Would you repeat the listing exactly but omit every picture?

═════ Provided material ═════

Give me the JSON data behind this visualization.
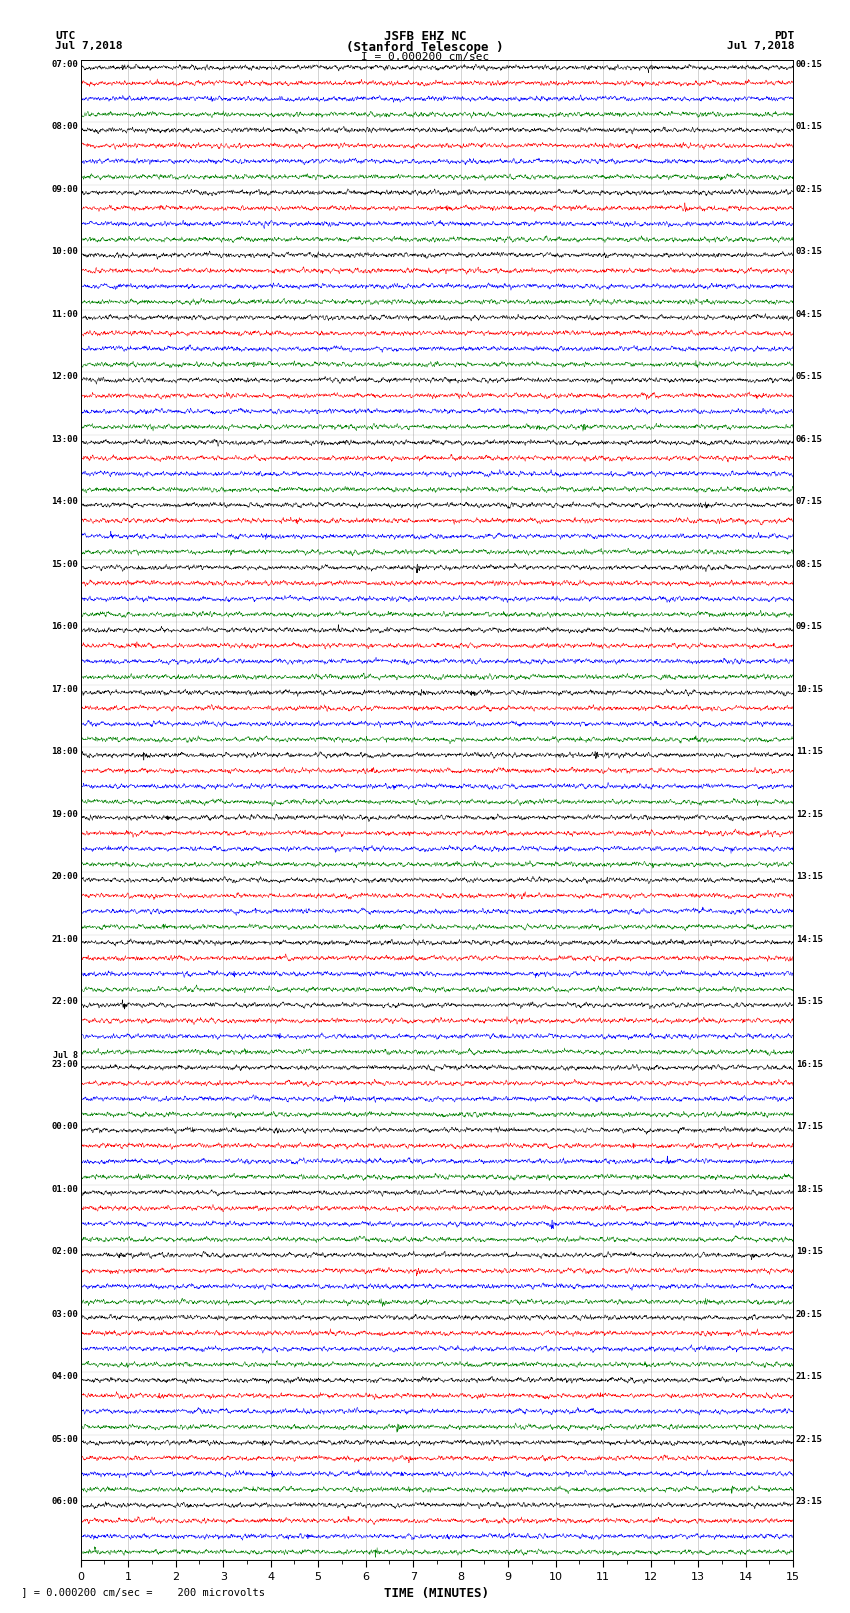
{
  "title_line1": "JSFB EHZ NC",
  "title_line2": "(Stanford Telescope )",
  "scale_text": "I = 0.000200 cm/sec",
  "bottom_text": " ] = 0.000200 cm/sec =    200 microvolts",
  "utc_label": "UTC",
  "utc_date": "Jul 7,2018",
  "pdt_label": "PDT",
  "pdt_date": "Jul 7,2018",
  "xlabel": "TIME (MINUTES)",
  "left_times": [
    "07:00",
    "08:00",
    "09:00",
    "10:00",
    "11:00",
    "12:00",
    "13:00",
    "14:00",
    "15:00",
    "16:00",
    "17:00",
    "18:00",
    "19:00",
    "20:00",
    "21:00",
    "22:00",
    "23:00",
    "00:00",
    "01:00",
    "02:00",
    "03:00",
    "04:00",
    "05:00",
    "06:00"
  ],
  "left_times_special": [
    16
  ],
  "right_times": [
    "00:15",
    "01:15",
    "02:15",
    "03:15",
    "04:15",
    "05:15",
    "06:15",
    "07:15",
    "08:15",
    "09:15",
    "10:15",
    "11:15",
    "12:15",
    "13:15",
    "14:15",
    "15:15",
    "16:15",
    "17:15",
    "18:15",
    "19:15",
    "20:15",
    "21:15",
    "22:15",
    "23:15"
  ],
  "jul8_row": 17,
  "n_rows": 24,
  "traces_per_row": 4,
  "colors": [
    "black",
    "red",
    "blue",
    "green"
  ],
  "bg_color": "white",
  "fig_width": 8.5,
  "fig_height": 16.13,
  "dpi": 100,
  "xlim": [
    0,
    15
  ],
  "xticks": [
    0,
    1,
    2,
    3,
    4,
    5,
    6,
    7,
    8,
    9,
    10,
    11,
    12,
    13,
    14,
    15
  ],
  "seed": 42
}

═════

_Task solution_
Give me the JSON data behind this visualization.
{
  "title_line1": "JSFB EHZ NC",
  "title_line2": "(Stanford Telescope )",
  "scale_text": "I = 0.000200 cm/sec",
  "bottom_text": " ] = 0.000200 cm/sec =    200 microvolts",
  "utc_label": "UTC",
  "utc_date": "Jul 7,2018",
  "pdt_label": "PDT",
  "pdt_date": "Jul 7,2018",
  "xlabel": "TIME (MINUTES)",
  "left_times": [
    "07:00",
    "08:00",
    "09:00",
    "10:00",
    "11:00",
    "12:00",
    "13:00",
    "14:00",
    "15:00",
    "16:00",
    "17:00",
    "18:00",
    "19:00",
    "20:00",
    "21:00",
    "22:00",
    "23:00",
    "00:00",
    "01:00",
    "02:00",
    "03:00",
    "04:00",
    "05:00",
    "06:00"
  ],
  "left_times_special": [
    16
  ],
  "right_times": [
    "00:15",
    "01:15",
    "02:15",
    "03:15",
    "04:15",
    "05:15",
    "06:15",
    "07:15",
    "08:15",
    "09:15",
    "10:15",
    "11:15",
    "12:15",
    "13:15",
    "14:15",
    "15:15",
    "16:15",
    "17:15",
    "18:15",
    "19:15",
    "20:15",
    "21:15",
    "22:15",
    "23:15"
  ],
  "jul8_row": 17,
  "n_rows": 24,
  "traces_per_row": 4,
  "colors": [
    "black",
    "red",
    "blue",
    "green"
  ],
  "bg_color": "white",
  "fig_width": 8.5,
  "fig_height": 16.13,
  "dpi": 100,
  "xlim": [
    0,
    15
  ],
  "xticks": [
    0,
    1,
    2,
    3,
    4,
    5,
    6,
    7,
    8,
    9,
    10,
    11,
    12,
    13,
    14,
    15
  ],
  "seed": 42
}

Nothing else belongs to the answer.